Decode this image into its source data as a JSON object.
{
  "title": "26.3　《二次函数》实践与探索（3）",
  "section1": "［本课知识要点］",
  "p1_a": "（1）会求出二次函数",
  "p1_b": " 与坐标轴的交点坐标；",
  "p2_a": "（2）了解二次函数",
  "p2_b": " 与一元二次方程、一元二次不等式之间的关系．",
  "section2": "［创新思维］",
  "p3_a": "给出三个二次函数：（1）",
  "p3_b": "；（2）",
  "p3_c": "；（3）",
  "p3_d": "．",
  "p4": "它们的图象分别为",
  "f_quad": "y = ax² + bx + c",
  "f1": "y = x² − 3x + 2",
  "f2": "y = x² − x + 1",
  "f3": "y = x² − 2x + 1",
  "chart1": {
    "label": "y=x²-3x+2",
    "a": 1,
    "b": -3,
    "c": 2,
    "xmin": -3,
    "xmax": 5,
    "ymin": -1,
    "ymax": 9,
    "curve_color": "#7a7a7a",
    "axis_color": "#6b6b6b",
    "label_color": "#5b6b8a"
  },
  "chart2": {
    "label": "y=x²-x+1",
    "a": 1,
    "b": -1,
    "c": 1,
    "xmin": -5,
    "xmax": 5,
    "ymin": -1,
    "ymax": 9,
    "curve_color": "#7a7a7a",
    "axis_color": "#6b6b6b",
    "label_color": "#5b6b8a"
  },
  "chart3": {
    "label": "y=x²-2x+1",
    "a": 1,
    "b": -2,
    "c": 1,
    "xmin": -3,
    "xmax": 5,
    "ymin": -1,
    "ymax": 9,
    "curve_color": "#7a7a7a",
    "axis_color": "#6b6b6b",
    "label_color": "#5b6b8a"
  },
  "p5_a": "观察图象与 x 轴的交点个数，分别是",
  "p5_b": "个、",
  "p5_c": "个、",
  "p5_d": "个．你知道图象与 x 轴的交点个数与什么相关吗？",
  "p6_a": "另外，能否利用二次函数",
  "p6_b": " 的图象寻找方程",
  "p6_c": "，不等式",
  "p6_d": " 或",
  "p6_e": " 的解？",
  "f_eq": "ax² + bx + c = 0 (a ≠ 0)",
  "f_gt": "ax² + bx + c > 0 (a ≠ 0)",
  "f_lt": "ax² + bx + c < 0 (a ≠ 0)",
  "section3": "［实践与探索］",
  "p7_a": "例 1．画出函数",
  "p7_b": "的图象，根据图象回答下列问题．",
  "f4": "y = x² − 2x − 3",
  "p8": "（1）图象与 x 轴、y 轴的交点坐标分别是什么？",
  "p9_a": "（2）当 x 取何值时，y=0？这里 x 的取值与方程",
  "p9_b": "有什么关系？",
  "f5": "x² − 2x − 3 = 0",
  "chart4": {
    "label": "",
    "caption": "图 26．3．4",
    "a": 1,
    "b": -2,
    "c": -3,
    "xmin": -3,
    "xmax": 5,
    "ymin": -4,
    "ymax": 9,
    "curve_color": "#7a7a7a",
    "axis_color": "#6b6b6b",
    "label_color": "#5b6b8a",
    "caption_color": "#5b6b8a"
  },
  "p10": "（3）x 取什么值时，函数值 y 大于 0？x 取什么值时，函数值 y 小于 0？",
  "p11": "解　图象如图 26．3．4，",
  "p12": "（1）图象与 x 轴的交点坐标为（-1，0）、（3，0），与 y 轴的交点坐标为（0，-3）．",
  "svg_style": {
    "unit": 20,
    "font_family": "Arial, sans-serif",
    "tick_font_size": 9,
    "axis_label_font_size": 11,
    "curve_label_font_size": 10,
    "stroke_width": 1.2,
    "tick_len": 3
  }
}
:::
**Work to be completed**
Transcribe the material above in its entirety. Match it exactly.

**Output for this exercise**
Decode this image into its source data as a JSON object.
{
  "title": "26.3　《二次函数》实践与探索（3）",
  "section1": "［本课知识要点］",
  "p1_a": "（1）会求出二次函数",
  "p1_b": " 与坐标轴的交点坐标；",
  "p2_a": "（2）了解二次函数",
  "p2_b": " 与一元二次方程、一元二次不等式之间的关系．",
  "section2": "［创新思维］",
  "p3_a": "给出三个二次函数：（1）",
  "p3_b": "；（2）",
  "p3_c": "；（3）",
  "p3_d": "．",
  "p4": "它们的图象分别为",
  "f_quad": "y = ax² + bx + c",
  "f1": "y = x² − 3x + 2",
  "f2": "y = x² − x + 1",
  "f3": "y = x² − 2x + 1",
  "chart1": {
    "label": "y=x²-3x+2",
    "a": 1,
    "b": -3,
    "c": 2,
    "xmin": -3,
    "xmax": 5,
    "ymin": -1,
    "ymax": 9,
    "curve_color": "#7a7a7a",
    "axis_color": "#6b6b6b",
    "label_color": "#5b6b8a"
  },
  "chart2": {
    "label": "y=x²-x+1",
    "a": 1,
    "b": -1,
    "c": 1,
    "xmin": -5,
    "xmax": 5,
    "ymin": -1,
    "ymax": 9,
    "curve_color": "#7a7a7a",
    "axis_color": "#6b6b6b",
    "label_color": "#5b6b8a"
  },
  "chart3": {
    "label": "y=x²-2x+1",
    "a": 1,
    "b": -2,
    "c": 1,
    "xmin": -3,
    "xmax": 5,
    "ymin": -1,
    "ymax": 9,
    "curve_color": "#7a7a7a",
    "axis_color": "#6b6b6b",
    "label_color": "#5b6b8a"
  },
  "p5_a": "观察图象与 x 轴的交点个数，分别是",
  "p5_b": "个、",
  "p5_c": "个、",
  "p5_d": "个．你知道图象与 x 轴的交点个数与什么相关吗？",
  "p6_a": "另外，能否利用二次函数",
  "p6_b": " 的图象寻找方程",
  "p6_c": "，不等式",
  "p6_d": " 或",
  "p6_e": " 的解？",
  "f_eq": "ax² + bx + c = 0 (a ≠ 0)",
  "f_gt": "ax² + bx + c > 0 (a ≠ 0)",
  "f_lt": "ax² + bx + c < 0 (a ≠ 0)",
  "section3": "［实践与探索］",
  "p7_a": "例 1．画出函数",
  "p7_b": "的图象，根据图象回答下列问题．",
  "f4": "y = x² − 2x − 3",
  "p8": "（1）图象与 x 轴、y 轴的交点坐标分别是什么？",
  "p9_a": "（2）当 x 取何值时，y=0？这里 x 的取值与方程",
  "p9_b": "有什么关系？",
  "f5": "x² − 2x − 3 = 0",
  "chart4": {
    "label": "",
    "caption": "图 26．3．4",
    "a": 1,
    "b": -2,
    "c": -3,
    "xmin": -3,
    "xmax": 5,
    "ymin": -4,
    "ymax": 9,
    "curve_color": "#7a7a7a",
    "axis_color": "#6b6b6b",
    "label_color": "#5b6b8a",
    "caption_color": "#5b6b8a"
  },
  "p10": "（3）x 取什么值时，函数值 y 大于 0？x 取什么值时，函数值 y 小于 0？",
  "p11": "解　图象如图 26．3．4，",
  "p12": "（1）图象与 x 轴的交点坐标为（-1，0）、（3，0），与 y 轴的交点坐标为（0，-3）．",
  "svg_style": {
    "unit": 20,
    "font_family": "Arial, sans-serif",
    "tick_font_size": 9,
    "axis_label_font_size": 11,
    "curve_label_font_size": 10,
    "stroke_width": 1.2,
    "tick_len": 3
  }
}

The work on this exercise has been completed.